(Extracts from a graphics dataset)
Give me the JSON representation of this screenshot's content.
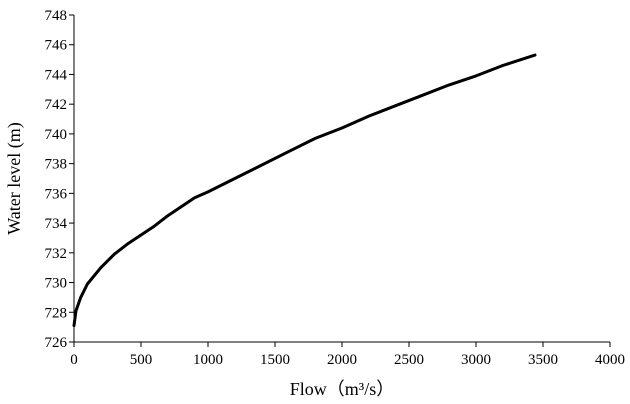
{
  "chart_data": {
    "type": "line",
    "title": "",
    "xlabel": "Flow（m³/s）",
    "ylabel": "Water level (m)",
    "xlim": [
      0,
      4000
    ],
    "ylim": [
      726,
      748
    ],
    "xticks": [
      0,
      500,
      1000,
      1500,
      2000,
      2500,
      3000,
      3500,
      4000
    ],
    "yticks": [
      726,
      728,
      730,
      732,
      734,
      736,
      738,
      740,
      742,
      744,
      746,
      748
    ],
    "grid": false,
    "legend": "none",
    "line_color": "#000000",
    "series": [
      {
        "x": [
          0,
          15,
          50,
          100,
          200,
          300,
          400,
          500,
          600,
          700,
          800,
          900,
          1000,
          1200,
          1400,
          1600,
          1800,
          2000,
          2200,
          2400,
          2600,
          2800,
          3000,
          3200,
          3440
        ],
        "y": [
          727.1,
          728.1,
          729.0,
          729.9,
          731.0,
          731.9,
          732.6,
          733.2,
          733.8,
          734.5,
          735.1,
          735.7,
          736.1,
          737.0,
          737.9,
          738.8,
          739.7,
          740.4,
          741.2,
          741.9,
          742.6,
          743.3,
          743.9,
          744.6,
          745.3
        ]
      }
    ]
  }
}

### The task
Write out all the entries again, word for word, and print no images.

### Answer to this problem
Give me the JSON representation of this screenshot's content.
{
  "chart_data": {
    "type": "line",
    "title": "",
    "xlabel": "Flow（m³/s）",
    "ylabel": "Water level (m)",
    "xlim": [
      0,
      4000
    ],
    "ylim": [
      726,
      748
    ],
    "xticks": [
      0,
      500,
      1000,
      1500,
      2000,
      2500,
      3000,
      3500,
      4000
    ],
    "yticks": [
      726,
      728,
      730,
      732,
      734,
      736,
      738,
      740,
      742,
      744,
      746,
      748
    ],
    "grid": false,
    "legend": "none",
    "line_color": "#000000",
    "series": [
      {
        "x": [
          0,
          15,
          50,
          100,
          200,
          300,
          400,
          500,
          600,
          700,
          800,
          900,
          1000,
          1200,
          1400,
          1600,
          1800,
          2000,
          2200,
          2400,
          2600,
          2800,
          3000,
          3200,
          3440
        ],
        "y": [
          727.1,
          728.1,
          729.0,
          729.9,
          731.0,
          731.9,
          732.6,
          733.2,
          733.8,
          734.5,
          735.1,
          735.7,
          736.1,
          737.0,
          737.9,
          738.8,
          739.7,
          740.4,
          741.2,
          741.9,
          742.6,
          743.3,
          743.9,
          744.6,
          745.3
        ]
      }
    ]
  }
}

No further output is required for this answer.